■ DIRECTIONS: List all lines of the data that include the string "image".

[Dataset items]
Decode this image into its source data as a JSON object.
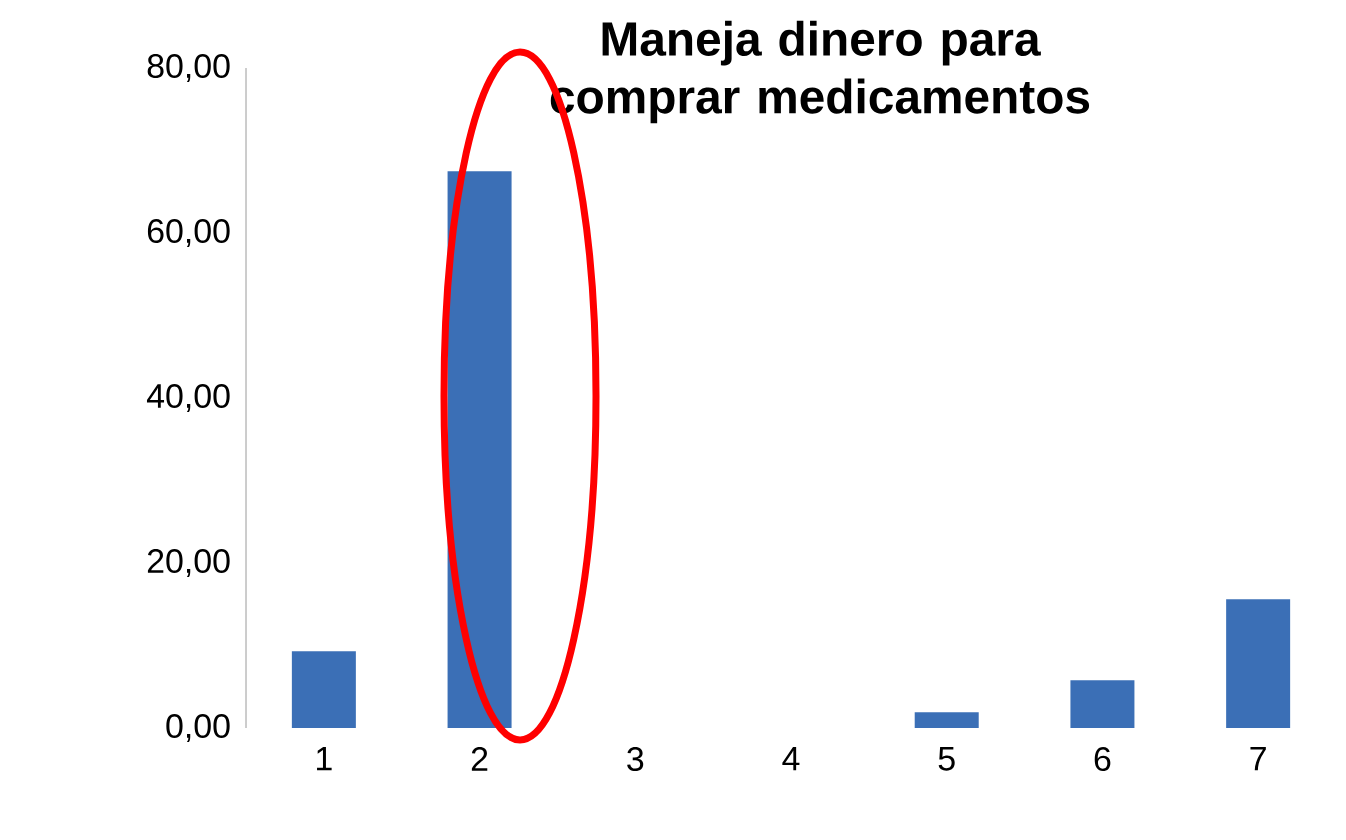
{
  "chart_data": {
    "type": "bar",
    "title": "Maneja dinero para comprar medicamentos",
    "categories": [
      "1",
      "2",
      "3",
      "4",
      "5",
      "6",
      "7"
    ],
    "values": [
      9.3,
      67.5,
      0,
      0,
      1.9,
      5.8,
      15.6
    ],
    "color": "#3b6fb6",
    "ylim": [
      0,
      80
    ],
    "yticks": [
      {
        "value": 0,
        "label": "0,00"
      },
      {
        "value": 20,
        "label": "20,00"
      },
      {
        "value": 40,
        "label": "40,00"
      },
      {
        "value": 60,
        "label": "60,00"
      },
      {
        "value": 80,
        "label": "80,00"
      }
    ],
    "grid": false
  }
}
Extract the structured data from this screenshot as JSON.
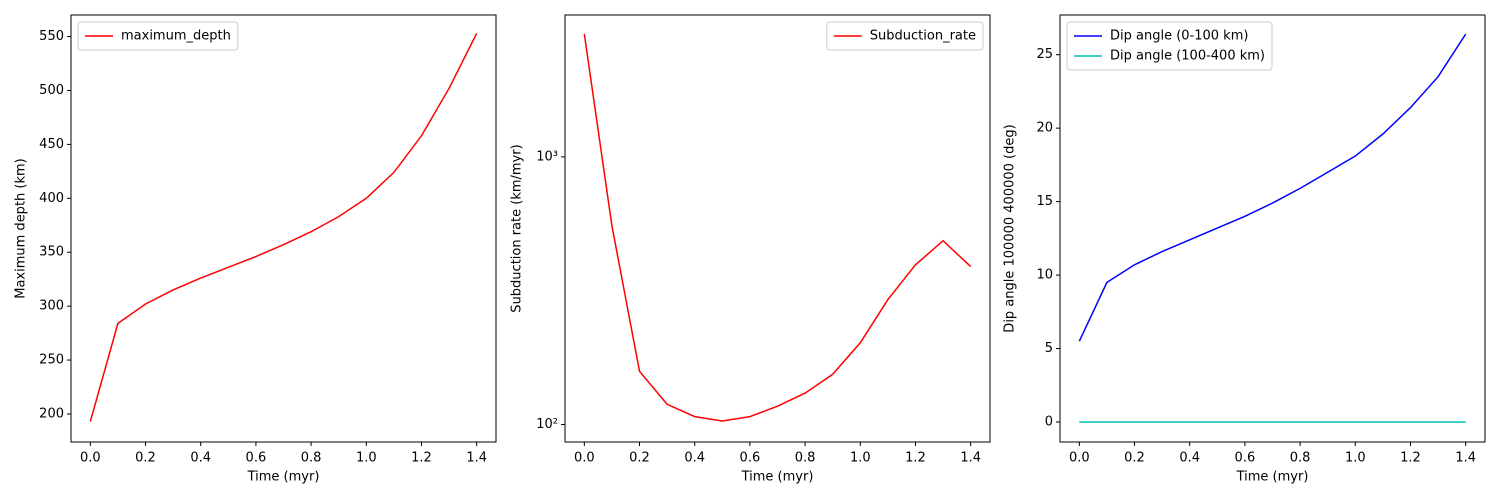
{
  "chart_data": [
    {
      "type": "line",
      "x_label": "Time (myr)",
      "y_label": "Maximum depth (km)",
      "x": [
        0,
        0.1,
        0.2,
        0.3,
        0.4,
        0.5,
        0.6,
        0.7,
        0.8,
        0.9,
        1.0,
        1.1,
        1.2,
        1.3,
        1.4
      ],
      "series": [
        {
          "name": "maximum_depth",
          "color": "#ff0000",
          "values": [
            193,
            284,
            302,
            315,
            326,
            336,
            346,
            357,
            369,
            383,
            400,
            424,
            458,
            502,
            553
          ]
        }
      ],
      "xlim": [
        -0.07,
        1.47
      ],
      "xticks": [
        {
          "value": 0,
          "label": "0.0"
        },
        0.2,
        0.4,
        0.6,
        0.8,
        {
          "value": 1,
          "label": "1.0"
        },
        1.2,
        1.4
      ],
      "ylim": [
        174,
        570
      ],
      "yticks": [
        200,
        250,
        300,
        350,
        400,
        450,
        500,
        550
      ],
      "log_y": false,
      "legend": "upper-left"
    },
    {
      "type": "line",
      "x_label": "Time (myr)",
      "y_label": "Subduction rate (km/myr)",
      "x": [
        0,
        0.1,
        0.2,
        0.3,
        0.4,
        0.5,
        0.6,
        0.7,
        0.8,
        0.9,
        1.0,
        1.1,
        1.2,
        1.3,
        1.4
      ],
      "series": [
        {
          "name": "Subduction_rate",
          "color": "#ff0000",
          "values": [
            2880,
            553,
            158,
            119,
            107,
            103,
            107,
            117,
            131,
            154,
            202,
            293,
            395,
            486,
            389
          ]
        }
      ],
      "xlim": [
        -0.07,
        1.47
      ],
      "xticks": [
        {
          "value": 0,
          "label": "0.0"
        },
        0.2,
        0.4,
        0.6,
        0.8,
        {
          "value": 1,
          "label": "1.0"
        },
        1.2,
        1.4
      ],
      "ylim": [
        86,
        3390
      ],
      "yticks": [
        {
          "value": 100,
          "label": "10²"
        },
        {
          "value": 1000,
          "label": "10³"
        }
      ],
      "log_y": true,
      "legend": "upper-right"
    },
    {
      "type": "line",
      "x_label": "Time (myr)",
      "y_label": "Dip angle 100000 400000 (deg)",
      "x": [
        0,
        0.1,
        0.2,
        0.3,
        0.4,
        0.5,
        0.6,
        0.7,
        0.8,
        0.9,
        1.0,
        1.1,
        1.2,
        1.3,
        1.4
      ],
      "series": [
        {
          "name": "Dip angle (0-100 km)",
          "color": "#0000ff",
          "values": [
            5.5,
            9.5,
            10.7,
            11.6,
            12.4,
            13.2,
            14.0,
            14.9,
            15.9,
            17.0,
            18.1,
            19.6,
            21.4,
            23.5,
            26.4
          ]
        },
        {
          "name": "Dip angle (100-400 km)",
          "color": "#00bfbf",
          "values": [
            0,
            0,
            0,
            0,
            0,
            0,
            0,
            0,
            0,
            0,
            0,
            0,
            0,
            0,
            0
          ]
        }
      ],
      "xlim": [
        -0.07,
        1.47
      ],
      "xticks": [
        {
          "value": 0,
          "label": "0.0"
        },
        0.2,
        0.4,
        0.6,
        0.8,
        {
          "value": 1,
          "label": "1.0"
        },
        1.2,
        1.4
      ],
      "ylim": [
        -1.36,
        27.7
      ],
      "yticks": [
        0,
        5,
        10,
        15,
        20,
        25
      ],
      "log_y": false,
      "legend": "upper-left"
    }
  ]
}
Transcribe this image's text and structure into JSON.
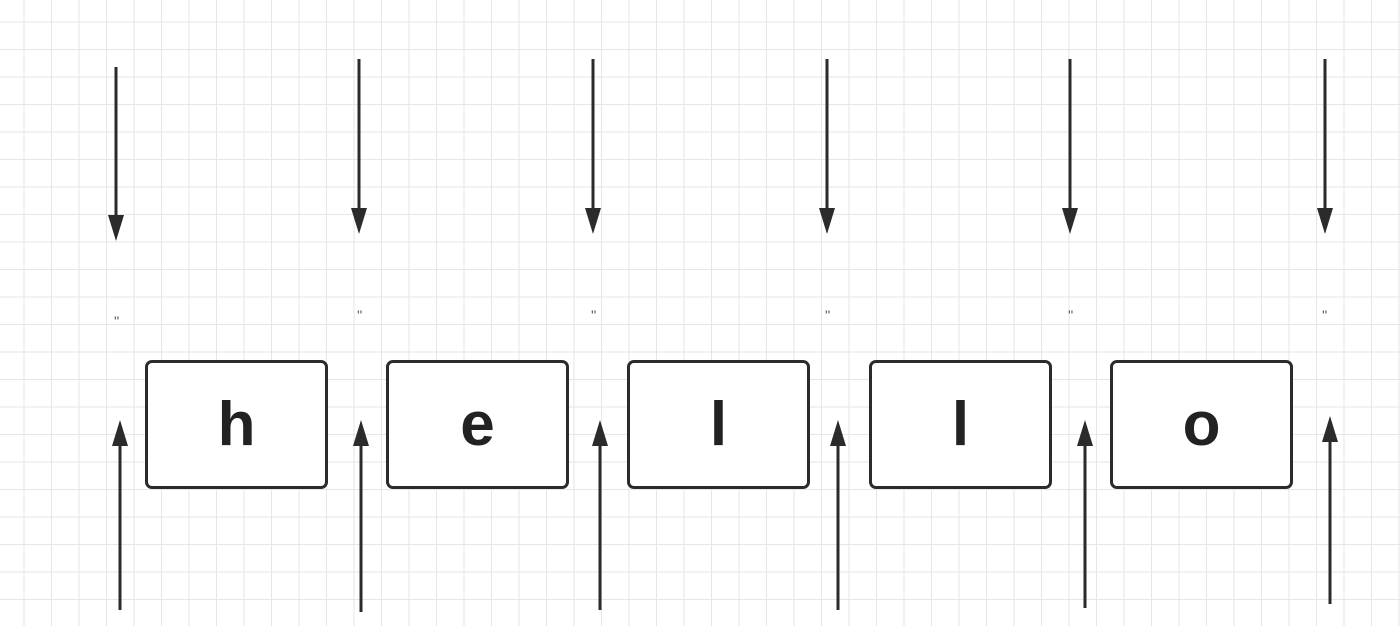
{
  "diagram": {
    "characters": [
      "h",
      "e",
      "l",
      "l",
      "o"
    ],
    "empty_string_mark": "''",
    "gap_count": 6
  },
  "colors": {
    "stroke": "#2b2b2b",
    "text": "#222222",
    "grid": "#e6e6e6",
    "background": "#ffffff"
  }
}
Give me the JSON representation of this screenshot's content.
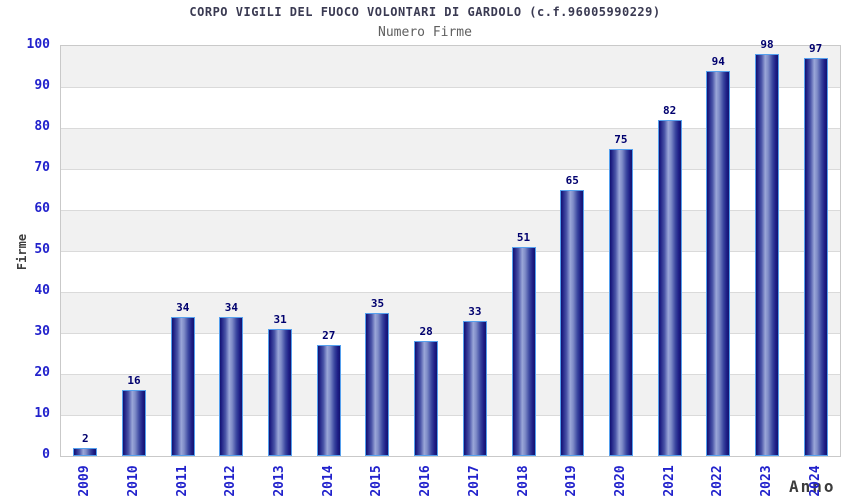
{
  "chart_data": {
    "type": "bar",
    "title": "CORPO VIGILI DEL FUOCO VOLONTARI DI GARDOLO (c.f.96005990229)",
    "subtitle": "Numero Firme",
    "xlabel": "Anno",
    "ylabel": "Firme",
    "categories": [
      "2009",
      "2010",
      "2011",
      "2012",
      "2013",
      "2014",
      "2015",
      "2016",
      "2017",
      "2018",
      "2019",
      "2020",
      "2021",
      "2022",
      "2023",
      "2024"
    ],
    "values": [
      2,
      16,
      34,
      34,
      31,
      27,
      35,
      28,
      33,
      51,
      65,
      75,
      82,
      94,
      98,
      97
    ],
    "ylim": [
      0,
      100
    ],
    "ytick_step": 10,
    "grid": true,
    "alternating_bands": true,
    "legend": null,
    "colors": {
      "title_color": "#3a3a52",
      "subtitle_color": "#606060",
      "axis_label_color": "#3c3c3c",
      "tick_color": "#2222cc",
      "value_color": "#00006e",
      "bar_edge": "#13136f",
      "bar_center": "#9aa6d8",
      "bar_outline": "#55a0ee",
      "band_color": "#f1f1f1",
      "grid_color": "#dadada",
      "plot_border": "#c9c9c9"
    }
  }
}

■ THE RESULT:
Decode this image into its source data as a JSON object.
Transcribe this image's text and structure into JSON.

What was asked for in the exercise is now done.